> _SUPPLIED INFORMATION_
+ + + + + + +

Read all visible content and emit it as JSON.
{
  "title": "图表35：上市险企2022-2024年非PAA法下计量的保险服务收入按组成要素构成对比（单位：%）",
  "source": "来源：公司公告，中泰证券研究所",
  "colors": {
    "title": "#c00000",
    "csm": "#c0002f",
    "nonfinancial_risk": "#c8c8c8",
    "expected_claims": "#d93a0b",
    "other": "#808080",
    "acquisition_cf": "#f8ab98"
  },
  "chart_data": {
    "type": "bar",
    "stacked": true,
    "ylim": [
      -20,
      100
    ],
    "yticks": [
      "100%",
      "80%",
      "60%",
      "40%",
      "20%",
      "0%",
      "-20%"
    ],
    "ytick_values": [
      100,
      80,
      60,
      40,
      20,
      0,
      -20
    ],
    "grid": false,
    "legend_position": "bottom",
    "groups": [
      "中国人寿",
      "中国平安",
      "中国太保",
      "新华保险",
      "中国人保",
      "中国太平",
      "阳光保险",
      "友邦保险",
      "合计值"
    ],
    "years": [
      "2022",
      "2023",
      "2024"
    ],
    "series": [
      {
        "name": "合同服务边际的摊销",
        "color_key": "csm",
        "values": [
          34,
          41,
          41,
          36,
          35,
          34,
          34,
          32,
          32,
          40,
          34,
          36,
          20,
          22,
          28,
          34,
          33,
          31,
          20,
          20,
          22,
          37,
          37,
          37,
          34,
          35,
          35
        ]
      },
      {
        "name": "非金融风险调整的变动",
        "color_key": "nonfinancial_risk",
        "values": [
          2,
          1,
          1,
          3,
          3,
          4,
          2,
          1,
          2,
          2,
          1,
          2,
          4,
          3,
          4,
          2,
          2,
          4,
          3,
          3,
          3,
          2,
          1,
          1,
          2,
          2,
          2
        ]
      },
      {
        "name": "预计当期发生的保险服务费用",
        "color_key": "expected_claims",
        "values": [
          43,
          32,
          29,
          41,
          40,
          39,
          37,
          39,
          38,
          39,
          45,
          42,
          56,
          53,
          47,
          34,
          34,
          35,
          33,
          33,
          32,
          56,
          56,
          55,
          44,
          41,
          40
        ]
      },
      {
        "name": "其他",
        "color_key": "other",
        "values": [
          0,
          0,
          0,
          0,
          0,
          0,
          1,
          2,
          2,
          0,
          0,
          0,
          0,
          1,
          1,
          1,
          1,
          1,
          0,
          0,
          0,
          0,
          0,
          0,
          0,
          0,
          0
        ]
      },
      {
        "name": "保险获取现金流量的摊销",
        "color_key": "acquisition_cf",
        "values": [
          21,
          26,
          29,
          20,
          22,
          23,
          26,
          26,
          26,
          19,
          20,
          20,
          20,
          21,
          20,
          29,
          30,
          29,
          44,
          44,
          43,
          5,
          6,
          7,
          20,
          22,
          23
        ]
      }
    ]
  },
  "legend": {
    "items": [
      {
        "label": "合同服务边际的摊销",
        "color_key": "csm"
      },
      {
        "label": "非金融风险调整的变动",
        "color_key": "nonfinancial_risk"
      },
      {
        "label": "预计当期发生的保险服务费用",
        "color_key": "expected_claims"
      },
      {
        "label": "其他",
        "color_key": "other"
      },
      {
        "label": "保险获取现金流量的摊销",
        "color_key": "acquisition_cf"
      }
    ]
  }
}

+ + + + + + +

> _GOAL OF THE EXERCISE_
Output the records exactly, including every line.

> _SOLUTION TO THIS EXERCISE_
Read all visible content and emit it as JSON.
{
  "title": "图表35：上市险企2022-2024年非PAA法下计量的保险服务收入按组成要素构成对比（单位：%）",
  "source": "来源：公司公告，中泰证券研究所",
  "colors": {
    "title": "#c00000",
    "csm": "#c0002f",
    "nonfinancial_risk": "#c8c8c8",
    "expected_claims": "#d93a0b",
    "other": "#808080",
    "acquisition_cf": "#f8ab98"
  },
  "chart_data": {
    "type": "bar",
    "stacked": true,
    "ylim": [
      -20,
      100
    ],
    "yticks": [
      "100%",
      "80%",
      "60%",
      "40%",
      "20%",
      "0%",
      "-20%"
    ],
    "ytick_values": [
      100,
      80,
      60,
      40,
      20,
      0,
      -20
    ],
    "grid": false,
    "legend_position": "bottom",
    "groups": [
      "中国人寿",
      "中国平安",
      "中国太保",
      "新华保险",
      "中国人保",
      "中国太平",
      "阳光保险",
      "友邦保险",
      "合计值"
    ],
    "years": [
      "2022",
      "2023",
      "2024"
    ],
    "series": [
      {
        "name": "合同服务边际的摊销",
        "color_key": "csm",
        "values": [
          34,
          41,
          41,
          36,
          35,
          34,
          34,
          32,
          32,
          40,
          34,
          36,
          20,
          22,
          28,
          34,
          33,
          31,
          20,
          20,
          22,
          37,
          37,
          37,
          34,
          35,
          35
        ]
      },
      {
        "name": "非金融风险调整的变动",
        "color_key": "nonfinancial_risk",
        "values": [
          2,
          1,
          1,
          3,
          3,
          4,
          2,
          1,
          2,
          2,
          1,
          2,
          4,
          3,
          4,
          2,
          2,
          4,
          3,
          3,
          3,
          2,
          1,
          1,
          2,
          2,
          2
        ]
      },
      {
        "name": "预计当期发生的保险服务费用",
        "color_key": "expected_claims",
        "values": [
          43,
          32,
          29,
          41,
          40,
          39,
          37,
          39,
          38,
          39,
          45,
          42,
          56,
          53,
          47,
          34,
          34,
          35,
          33,
          33,
          32,
          56,
          56,
          55,
          44,
          41,
          40
        ]
      },
      {
        "name": "其他",
        "color_key": "other",
        "values": [
          0,
          0,
          0,
          0,
          0,
          0,
          1,
          2,
          2,
          0,
          0,
          0,
          0,
          1,
          1,
          1,
          1,
          1,
          0,
          0,
          0,
          0,
          0,
          0,
          0,
          0,
          0
        ]
      },
      {
        "name": "保险获取现金流量的摊销",
        "color_key": "acquisition_cf",
        "values": [
          21,
          26,
          29,
          20,
          22,
          23,
          26,
          26,
          26,
          19,
          20,
          20,
          20,
          21,
          20,
          29,
          30,
          29,
          44,
          44,
          43,
          5,
          6,
          7,
          20,
          22,
          23
        ]
      }
    ]
  },
  "legend": {
    "items": [
      {
        "label": "合同服务边际的摊销",
        "color_key": "csm"
      },
      {
        "label": "非金融风险调整的变动",
        "color_key": "nonfinancial_risk"
      },
      {
        "label": "预计当期发生的保险服务费用",
        "color_key": "expected_claims"
      },
      {
        "label": "其他",
        "color_key": "other"
      },
      {
        "label": "保险获取现金流量的摊销",
        "color_key": "acquisition_cf"
      }
    ]
  }
}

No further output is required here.